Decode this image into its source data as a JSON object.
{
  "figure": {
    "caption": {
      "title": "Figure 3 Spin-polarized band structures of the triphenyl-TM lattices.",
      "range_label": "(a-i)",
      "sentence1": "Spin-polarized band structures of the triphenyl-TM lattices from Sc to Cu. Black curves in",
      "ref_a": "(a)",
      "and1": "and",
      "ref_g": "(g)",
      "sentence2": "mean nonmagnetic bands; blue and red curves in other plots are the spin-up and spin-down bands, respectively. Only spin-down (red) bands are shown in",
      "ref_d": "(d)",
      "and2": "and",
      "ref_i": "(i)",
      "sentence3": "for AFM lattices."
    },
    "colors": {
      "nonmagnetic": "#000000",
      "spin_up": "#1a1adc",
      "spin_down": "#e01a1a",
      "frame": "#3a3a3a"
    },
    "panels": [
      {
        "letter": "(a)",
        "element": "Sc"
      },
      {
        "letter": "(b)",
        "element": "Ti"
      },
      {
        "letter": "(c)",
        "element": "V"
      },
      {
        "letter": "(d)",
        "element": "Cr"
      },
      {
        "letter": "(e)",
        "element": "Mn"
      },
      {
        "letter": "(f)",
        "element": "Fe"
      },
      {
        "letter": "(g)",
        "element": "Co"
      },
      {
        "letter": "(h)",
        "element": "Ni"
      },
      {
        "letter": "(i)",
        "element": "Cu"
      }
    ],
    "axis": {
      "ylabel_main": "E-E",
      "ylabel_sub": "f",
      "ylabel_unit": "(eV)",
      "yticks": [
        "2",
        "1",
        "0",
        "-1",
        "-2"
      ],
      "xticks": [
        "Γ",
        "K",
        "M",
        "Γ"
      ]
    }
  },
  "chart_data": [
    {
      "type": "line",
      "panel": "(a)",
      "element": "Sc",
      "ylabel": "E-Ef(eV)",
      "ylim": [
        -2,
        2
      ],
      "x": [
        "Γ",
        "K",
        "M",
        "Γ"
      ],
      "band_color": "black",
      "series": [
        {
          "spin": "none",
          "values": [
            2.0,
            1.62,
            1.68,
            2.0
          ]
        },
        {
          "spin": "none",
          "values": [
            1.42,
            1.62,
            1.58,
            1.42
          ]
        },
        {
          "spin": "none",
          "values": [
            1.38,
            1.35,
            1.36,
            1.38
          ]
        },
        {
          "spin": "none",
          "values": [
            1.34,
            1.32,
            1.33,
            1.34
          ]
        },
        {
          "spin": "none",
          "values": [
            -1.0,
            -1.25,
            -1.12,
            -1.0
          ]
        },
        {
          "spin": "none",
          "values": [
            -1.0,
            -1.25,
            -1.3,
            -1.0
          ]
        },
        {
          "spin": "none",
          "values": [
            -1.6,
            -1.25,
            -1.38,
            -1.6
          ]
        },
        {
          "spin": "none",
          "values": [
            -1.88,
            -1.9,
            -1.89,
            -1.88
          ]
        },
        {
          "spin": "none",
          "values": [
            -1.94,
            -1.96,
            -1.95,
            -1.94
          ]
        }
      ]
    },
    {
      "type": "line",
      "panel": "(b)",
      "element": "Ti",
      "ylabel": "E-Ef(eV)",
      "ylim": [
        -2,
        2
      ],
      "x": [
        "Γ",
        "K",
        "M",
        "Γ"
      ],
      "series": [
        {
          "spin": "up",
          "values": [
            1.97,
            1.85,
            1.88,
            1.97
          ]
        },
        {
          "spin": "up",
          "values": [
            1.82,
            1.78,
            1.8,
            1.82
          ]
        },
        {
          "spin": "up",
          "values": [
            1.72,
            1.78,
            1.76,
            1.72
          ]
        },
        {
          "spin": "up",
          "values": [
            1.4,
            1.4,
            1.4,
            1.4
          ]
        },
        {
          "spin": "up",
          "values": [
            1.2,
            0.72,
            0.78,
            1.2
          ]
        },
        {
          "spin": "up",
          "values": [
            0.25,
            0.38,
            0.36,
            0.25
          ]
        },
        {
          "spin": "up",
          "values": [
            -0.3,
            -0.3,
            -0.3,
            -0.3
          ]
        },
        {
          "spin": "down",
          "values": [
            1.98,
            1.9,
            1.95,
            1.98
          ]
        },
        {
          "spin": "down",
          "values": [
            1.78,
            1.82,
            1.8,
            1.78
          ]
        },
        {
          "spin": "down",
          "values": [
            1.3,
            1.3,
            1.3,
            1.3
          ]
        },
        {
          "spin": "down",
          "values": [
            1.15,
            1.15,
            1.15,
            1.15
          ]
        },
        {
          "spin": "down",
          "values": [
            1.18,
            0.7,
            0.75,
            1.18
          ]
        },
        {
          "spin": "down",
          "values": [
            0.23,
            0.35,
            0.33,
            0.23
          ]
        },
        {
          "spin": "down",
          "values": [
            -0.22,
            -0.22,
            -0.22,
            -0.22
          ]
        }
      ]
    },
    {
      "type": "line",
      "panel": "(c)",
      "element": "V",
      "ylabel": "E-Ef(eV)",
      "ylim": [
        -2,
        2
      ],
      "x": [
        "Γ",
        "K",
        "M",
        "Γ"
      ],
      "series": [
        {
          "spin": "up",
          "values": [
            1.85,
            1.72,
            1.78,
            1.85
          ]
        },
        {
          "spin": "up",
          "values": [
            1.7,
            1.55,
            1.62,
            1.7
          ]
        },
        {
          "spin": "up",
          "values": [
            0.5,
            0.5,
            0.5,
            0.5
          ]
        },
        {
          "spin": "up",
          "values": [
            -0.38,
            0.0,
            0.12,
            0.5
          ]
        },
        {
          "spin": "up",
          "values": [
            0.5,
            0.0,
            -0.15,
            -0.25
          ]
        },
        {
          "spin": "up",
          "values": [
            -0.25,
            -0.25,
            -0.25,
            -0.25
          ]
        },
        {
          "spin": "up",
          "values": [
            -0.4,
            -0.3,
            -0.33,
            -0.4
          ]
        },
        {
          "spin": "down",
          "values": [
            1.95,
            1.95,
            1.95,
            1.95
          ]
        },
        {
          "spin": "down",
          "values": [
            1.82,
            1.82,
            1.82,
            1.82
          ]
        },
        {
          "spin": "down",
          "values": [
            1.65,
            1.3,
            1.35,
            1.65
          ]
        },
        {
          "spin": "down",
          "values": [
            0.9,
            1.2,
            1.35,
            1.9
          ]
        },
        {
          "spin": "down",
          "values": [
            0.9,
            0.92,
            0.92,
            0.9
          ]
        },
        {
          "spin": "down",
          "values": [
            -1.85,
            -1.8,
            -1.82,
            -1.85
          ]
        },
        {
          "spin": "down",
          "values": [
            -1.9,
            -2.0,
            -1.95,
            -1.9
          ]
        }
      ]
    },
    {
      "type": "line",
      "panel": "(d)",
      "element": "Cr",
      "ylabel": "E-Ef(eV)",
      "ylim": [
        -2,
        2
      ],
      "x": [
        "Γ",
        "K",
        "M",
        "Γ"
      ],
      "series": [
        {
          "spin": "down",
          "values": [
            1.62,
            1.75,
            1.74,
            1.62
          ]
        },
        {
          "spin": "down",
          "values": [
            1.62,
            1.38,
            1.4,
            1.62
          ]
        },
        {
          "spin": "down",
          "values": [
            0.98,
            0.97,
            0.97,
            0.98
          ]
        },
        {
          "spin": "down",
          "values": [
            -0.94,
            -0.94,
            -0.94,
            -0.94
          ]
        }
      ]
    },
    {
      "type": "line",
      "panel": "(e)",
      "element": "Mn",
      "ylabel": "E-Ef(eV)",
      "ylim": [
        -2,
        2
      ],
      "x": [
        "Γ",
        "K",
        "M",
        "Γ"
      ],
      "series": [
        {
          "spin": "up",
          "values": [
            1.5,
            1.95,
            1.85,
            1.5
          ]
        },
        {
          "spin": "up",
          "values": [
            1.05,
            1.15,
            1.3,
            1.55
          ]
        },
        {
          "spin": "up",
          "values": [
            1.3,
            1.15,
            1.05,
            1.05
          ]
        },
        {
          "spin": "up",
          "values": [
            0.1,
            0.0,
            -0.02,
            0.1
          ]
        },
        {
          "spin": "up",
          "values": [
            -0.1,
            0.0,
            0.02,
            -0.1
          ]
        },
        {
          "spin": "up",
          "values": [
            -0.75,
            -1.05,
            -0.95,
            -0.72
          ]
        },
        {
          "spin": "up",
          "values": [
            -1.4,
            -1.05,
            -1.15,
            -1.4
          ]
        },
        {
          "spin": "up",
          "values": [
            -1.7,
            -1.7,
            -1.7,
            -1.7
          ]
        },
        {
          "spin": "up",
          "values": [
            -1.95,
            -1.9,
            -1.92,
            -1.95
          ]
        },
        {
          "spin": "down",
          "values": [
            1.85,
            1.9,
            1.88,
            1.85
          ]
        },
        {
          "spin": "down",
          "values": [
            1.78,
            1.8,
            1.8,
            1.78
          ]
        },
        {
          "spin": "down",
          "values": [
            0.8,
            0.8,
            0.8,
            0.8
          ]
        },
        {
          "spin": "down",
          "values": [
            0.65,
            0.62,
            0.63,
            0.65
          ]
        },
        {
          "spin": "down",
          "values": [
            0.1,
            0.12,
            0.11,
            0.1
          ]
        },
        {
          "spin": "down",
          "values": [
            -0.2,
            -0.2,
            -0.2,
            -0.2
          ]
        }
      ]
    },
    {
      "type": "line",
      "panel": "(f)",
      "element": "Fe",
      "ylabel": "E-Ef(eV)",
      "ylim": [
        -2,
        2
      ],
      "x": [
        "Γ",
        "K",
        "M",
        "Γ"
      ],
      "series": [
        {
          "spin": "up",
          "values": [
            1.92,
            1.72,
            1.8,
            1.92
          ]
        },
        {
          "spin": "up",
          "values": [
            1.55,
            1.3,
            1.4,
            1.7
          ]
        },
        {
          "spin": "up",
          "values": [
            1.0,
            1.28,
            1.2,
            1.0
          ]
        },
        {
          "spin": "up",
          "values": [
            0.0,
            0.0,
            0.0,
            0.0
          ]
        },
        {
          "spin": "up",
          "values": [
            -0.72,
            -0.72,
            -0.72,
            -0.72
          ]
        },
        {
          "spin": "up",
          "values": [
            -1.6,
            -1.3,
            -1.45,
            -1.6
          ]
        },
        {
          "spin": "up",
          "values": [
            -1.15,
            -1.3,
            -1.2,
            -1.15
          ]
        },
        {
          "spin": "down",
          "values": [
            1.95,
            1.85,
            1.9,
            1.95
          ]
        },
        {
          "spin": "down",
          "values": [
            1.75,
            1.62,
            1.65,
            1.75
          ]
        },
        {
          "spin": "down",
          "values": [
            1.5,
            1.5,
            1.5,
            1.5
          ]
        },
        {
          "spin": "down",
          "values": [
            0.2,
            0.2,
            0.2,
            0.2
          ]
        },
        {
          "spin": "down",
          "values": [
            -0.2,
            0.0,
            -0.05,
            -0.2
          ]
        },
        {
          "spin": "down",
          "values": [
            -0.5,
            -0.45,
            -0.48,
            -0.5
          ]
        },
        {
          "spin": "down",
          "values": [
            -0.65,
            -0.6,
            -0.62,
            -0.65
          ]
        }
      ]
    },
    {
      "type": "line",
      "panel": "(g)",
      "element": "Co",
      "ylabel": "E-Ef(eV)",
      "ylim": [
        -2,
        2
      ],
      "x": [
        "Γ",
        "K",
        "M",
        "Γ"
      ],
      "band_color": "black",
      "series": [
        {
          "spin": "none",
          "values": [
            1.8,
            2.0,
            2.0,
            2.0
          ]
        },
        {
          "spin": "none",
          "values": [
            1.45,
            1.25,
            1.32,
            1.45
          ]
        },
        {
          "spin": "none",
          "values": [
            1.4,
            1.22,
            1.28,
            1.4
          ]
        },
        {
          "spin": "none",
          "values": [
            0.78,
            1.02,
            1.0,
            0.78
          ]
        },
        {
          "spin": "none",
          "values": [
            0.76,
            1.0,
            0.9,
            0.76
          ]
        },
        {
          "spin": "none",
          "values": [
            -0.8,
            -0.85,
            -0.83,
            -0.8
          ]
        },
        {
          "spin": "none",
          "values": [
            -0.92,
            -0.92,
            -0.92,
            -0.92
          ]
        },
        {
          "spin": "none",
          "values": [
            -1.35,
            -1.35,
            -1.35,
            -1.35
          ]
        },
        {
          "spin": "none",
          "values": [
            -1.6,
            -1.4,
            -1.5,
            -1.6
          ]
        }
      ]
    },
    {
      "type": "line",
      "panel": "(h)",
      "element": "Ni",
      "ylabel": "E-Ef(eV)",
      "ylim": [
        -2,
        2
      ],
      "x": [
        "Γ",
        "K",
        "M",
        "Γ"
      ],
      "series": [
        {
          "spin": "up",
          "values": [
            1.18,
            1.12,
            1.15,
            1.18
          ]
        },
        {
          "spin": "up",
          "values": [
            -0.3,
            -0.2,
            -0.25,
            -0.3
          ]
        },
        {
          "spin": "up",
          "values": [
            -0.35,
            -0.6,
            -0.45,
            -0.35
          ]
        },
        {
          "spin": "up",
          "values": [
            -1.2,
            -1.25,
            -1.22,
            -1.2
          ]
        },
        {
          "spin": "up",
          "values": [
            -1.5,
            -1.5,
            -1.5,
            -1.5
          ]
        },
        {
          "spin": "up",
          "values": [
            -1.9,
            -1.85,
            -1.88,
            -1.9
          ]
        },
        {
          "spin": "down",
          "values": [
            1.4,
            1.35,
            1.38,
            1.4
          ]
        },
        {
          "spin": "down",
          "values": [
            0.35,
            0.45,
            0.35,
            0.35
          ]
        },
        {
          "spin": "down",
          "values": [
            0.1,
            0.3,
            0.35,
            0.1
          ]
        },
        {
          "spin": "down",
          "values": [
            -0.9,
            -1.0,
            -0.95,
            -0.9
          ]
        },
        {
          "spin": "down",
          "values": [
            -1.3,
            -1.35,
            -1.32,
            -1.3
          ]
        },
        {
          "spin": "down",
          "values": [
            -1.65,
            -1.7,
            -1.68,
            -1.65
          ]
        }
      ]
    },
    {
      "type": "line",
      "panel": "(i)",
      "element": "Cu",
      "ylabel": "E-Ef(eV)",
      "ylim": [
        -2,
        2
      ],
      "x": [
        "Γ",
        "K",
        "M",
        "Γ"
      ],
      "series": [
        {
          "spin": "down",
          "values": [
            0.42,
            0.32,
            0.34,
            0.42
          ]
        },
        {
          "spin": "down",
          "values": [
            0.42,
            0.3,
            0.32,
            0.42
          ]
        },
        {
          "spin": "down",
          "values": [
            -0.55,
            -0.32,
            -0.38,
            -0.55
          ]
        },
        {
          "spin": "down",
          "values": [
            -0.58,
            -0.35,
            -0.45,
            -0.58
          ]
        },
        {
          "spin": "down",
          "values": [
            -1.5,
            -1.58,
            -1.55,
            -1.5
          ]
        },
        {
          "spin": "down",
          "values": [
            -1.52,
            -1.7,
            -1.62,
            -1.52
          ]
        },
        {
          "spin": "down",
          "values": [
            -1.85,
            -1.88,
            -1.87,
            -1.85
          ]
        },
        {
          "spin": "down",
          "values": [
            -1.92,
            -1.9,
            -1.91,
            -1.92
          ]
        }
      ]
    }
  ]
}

==================================================

[WHAT YOU HAVE TO DO]: Across all the entries, count the lines that contain the word "lattices" and give the number by itself.

[SOLUTION TO THE PROBLEM]: 3